Extracted data –

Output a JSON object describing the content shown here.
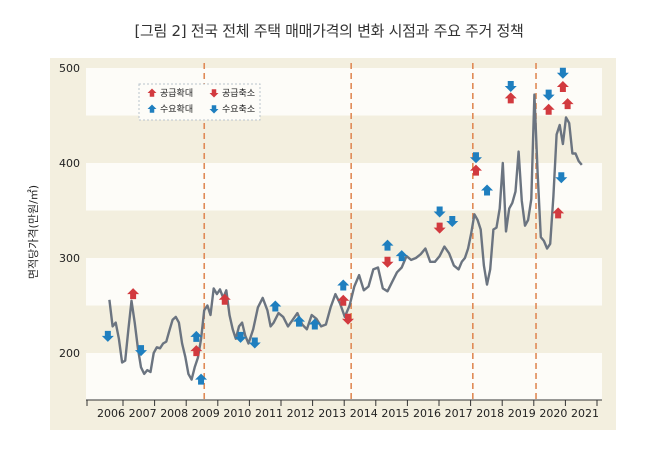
{
  "chart_data": {
    "type": "line",
    "title": "[그림 2] 전국 전체 주택 매매가격의 변화 시점과 주요 주거 정책",
    "xlabel": "",
    "ylabel": "면적당가격(만원/㎡)",
    "xlim": [
      2005.2,
      2021.6
    ],
    "ylim": [
      150,
      505
    ],
    "x_ticks": [
      2006,
      2007,
      2008,
      2009,
      2010,
      2011,
      2012,
      2013,
      2014,
      2015,
      2016,
      2017,
      2018,
      2019,
      2020,
      2021
    ],
    "x_tick_labels": [
      "2006",
      "2007",
      "2008",
      "2009",
      "2010",
      "2011",
      "2012",
      "2013",
      "2014",
      "2015",
      "2016",
      "2017",
      "2018",
      "2019",
      "2020",
      "2021"
    ],
    "y_ticks": [
      200,
      300,
      400,
      500
    ],
    "y_tick_labels": [
      "200",
      "300",
      "400",
      "500"
    ],
    "bands": [
      [
        450,
        500
      ],
      [
        350,
        400
      ],
      [
        250,
        300
      ],
      [
        150,
        200
      ]
    ],
    "grid": false,
    "legend_position": "top-left",
    "colors": {
      "line": "#6b7480",
      "supply": "#d23a3f",
      "demand": "#1f7fbf",
      "divider": "#e08a56",
      "panel": "#f3efdf",
      "band_white": "#fdfcf8",
      "band_beige": "#f3efdf"
    },
    "legend": [
      {
        "label": "공급확대",
        "kind": "supply",
        "direction": "up"
      },
      {
        "label": "공급축소",
        "kind": "supply",
        "direction": "down"
      },
      {
        "label": "수요확대",
        "kind": "demand",
        "direction": "up"
      },
      {
        "label": "수요축소",
        "kind": "demand",
        "direction": "down"
      }
    ],
    "dividers_x": [
      2008.95,
      2013.6,
      2017.45,
      2019.45
    ],
    "series": [
      {
        "name": "면적당가격",
        "x": [
          2005.95,
          2006.05,
          2006.15,
          2006.25,
          2006.35,
          2006.45,
          2006.55,
          2006.65,
          2006.75,
          2006.85,
          2006.95,
          2007.05,
          2007.15,
          2007.25,
          2007.35,
          2007.45,
          2007.55,
          2007.65,
          2007.75,
          2007.85,
          2007.95,
          2008.05,
          2008.15,
          2008.25,
          2008.35,
          2008.45,
          2008.55,
          2008.65,
          2008.75,
          2008.85,
          2008.95,
          2009.05,
          2009.15,
          2009.25,
          2009.35,
          2009.45,
          2009.55,
          2009.65,
          2009.75,
          2009.85,
          2009.95,
          2010.05,
          2010.15,
          2010.25,
          2010.35,
          2010.5,
          2010.65,
          2010.8,
          2010.95,
          2011.05,
          2011.15,
          2011.3,
          2011.45,
          2011.6,
          2011.75,
          2011.9,
          2012.05,
          2012.2,
          2012.35,
          2012.5,
          2012.65,
          2012.8,
          2012.95,
          2013.1,
          2013.25,
          2013.4,
          2013.55,
          2013.7,
          2013.85,
          2014.0,
          2014.15,
          2014.3,
          2014.45,
          2014.6,
          2014.75,
          2014.9,
          2015.05,
          2015.2,
          2015.35,
          2015.5,
          2015.65,
          2015.8,
          2015.95,
          2016.1,
          2016.25,
          2016.4,
          2016.55,
          2016.7,
          2016.85,
          2017.0,
          2017.1,
          2017.2,
          2017.3,
          2017.4,
          2017.5,
          2017.6,
          2017.7,
          2017.8,
          2017.9,
          2018.0,
          2018.1,
          2018.2,
          2018.3,
          2018.4,
          2018.5,
          2018.6,
          2018.7,
          2018.8,
          2018.9,
          2019.0,
          2019.1,
          2019.2,
          2019.3,
          2019.4,
          2019.5,
          2019.6,
          2019.7,
          2019.8,
          2019.9,
          2020.0,
          2020.1,
          2020.2,
          2020.3,
          2020.4,
          2020.5,
          2020.6,
          2020.7,
          2020.8,
          2020.9
        ],
        "values": [
          256,
          228,
          232,
          215,
          190,
          192,
          225,
          255,
          232,
          205,
          185,
          178,
          182,
          180,
          200,
          206,
          205,
          210,
          212,
          224,
          235,
          238,
          232,
          210,
          196,
          178,
          172,
          185,
          195,
          215,
          245,
          250,
          240,
          268,
          262,
          267,
          258,
          266,
          240,
          225,
          215,
          228,
          232,
          218,
          210,
          225,
          248,
          258,
          245,
          228,
          232,
          242,
          238,
          228,
          235,
          242,
          230,
          225,
          240,
          236,
          228,
          230,
          248,
          262,
          252,
          238,
          250,
          270,
          282,
          266,
          270,
          288,
          290,
          268,
          265,
          275,
          285,
          290,
          302,
          298,
          300,
          304,
          310,
          296,
          296,
          302,
          312,
          305,
          292,
          288,
          296,
          300,
          310,
          326,
          346,
          340,
          330,
          292,
          272,
          288,
          330,
          332,
          352,
          400,
          328,
          352,
          358,
          370,
          412,
          360,
          334,
          340,
          362,
          472,
          390,
          322,
          318,
          310,
          315,
          365,
          430,
          440,
          420,
          448,
          442,
          410,
          410,
          402,
          398
        ]
      }
    ],
    "policy_markers": [
      {
        "x": 2005.9,
        "y": 218,
        "kind": "demand",
        "direction": "down"
      },
      {
        "x": 2006.7,
        "y": 262,
        "kind": "supply",
        "direction": "up"
      },
      {
        "x": 2006.95,
        "y": 203,
        "kind": "demand",
        "direction": "down"
      },
      {
        "x": 2008.7,
        "y": 202,
        "kind": "supply",
        "direction": "up"
      },
      {
        "x": 2008.7,
        "y": 217,
        "kind": "demand",
        "direction": "up"
      },
      {
        "x": 2008.85,
        "y": 172,
        "kind": "demand",
        "direction": "up"
      },
      {
        "x": 2009.6,
        "y": 256,
        "kind": "supply",
        "direction": "up"
      },
      {
        "x": 2010.1,
        "y": 217,
        "kind": "demand",
        "direction": "down"
      },
      {
        "x": 2010.55,
        "y": 211,
        "kind": "demand",
        "direction": "down"
      },
      {
        "x": 2011.2,
        "y": 249,
        "kind": "demand",
        "direction": "up"
      },
      {
        "x": 2011.95,
        "y": 233,
        "kind": "demand",
        "direction": "up"
      },
      {
        "x": 2012.45,
        "y": 230,
        "kind": "demand",
        "direction": "up"
      },
      {
        "x": 2013.35,
        "y": 255,
        "kind": "supply",
        "direction": "up"
      },
      {
        "x": 2013.35,
        "y": 271,
        "kind": "demand",
        "direction": "up"
      },
      {
        "x": 2013.5,
        "y": 236,
        "kind": "supply",
        "direction": "down"
      },
      {
        "x": 2014.75,
        "y": 296,
        "kind": "supply",
        "direction": "down"
      },
      {
        "x": 2014.75,
        "y": 313,
        "kind": "demand",
        "direction": "up"
      },
      {
        "x": 2015.2,
        "y": 302,
        "kind": "demand",
        "direction": "up"
      },
      {
        "x": 2016.4,
        "y": 332,
        "kind": "supply",
        "direction": "down"
      },
      {
        "x": 2016.4,
        "y": 349,
        "kind": "demand",
        "direction": "down"
      },
      {
        "x": 2016.8,
        "y": 339,
        "kind": "demand",
        "direction": "down"
      },
      {
        "x": 2017.55,
        "y": 392,
        "kind": "supply",
        "direction": "up"
      },
      {
        "x": 2017.55,
        "y": 406,
        "kind": "demand",
        "direction": "down"
      },
      {
        "x": 2017.9,
        "y": 371,
        "kind": "demand",
        "direction": "up"
      },
      {
        "x": 2018.65,
        "y": 468,
        "kind": "supply",
        "direction": "up"
      },
      {
        "x": 2018.65,
        "y": 481,
        "kind": "demand",
        "direction": "down"
      },
      {
        "x": 2019.85,
        "y": 456,
        "kind": "supply",
        "direction": "up"
      },
      {
        "x": 2019.85,
        "y": 472,
        "kind": "demand",
        "direction": "down"
      },
      {
        "x": 2020.15,
        "y": 347,
        "kind": "supply",
        "direction": "up"
      },
      {
        "x": 2020.25,
        "y": 385,
        "kind": "demand",
        "direction": "down"
      },
      {
        "x": 2020.3,
        "y": 480,
        "kind": "supply",
        "direction": "up"
      },
      {
        "x": 2020.3,
        "y": 495,
        "kind": "demand",
        "direction": "down"
      },
      {
        "x": 2020.45,
        "y": 462,
        "kind": "supply",
        "direction": "up"
      }
    ]
  }
}
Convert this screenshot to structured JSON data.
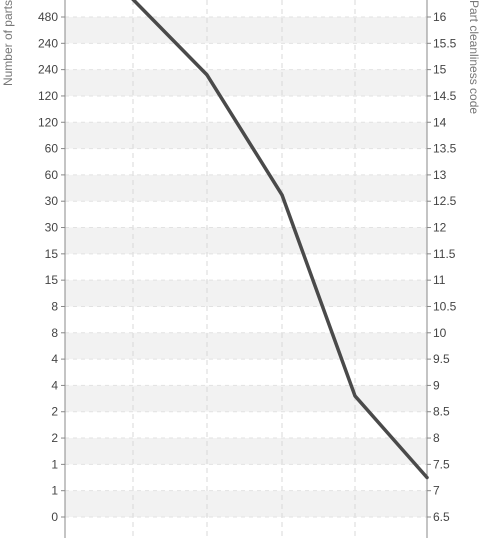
{
  "chart_data": {
    "type": "line",
    "title": "",
    "ylabel_left": "Number of parts",
    "ylabel_right": "Part cleanliness code",
    "xlabel": "",
    "y_right_range": [
      6.2,
      16.4
    ],
    "left_tick_labels": [
      "480",
      "240",
      "240",
      "120",
      "120",
      "60",
      "60",
      "30",
      "30",
      "15",
      "15",
      "8",
      "8",
      "4",
      "4",
      "2",
      "2",
      "1",
      "1",
      "0"
    ],
    "right_tick_labels": [
      "16",
      "15.5",
      "15",
      "14.5",
      "14",
      "13.5",
      "13",
      "12.5",
      "12",
      "11.5",
      "11",
      "10.5",
      "10",
      "9.5",
      "9",
      "8.5",
      "8",
      "7.5",
      "7",
      "6.5"
    ],
    "right_tick_values": [
      16,
      15.5,
      15,
      14.5,
      14,
      13.5,
      13,
      12.5,
      12,
      11.5,
      11,
      10.5,
      10,
      9.5,
      9,
      8.5,
      8,
      7.5,
      7,
      6.5
    ],
    "grid": true,
    "series": [
      {
        "points": [
          {
            "x": 1.95,
            "y": 16.4
          },
          {
            "x": 3,
            "y": 14.9
          },
          {
            "x": 4,
            "y": 12.62
          },
          {
            "x": 5,
            "y": 8.8
          },
          {
            "x": 6,
            "y": 7.25
          }
        ],
        "color": "#4a4a4a"
      }
    ]
  }
}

Exercise brief – Select and copy every line of the listing with the word "JSON".

Correct response –
Output a JSON object describing the content shown here.
Convert this screenshot to structured JSON data.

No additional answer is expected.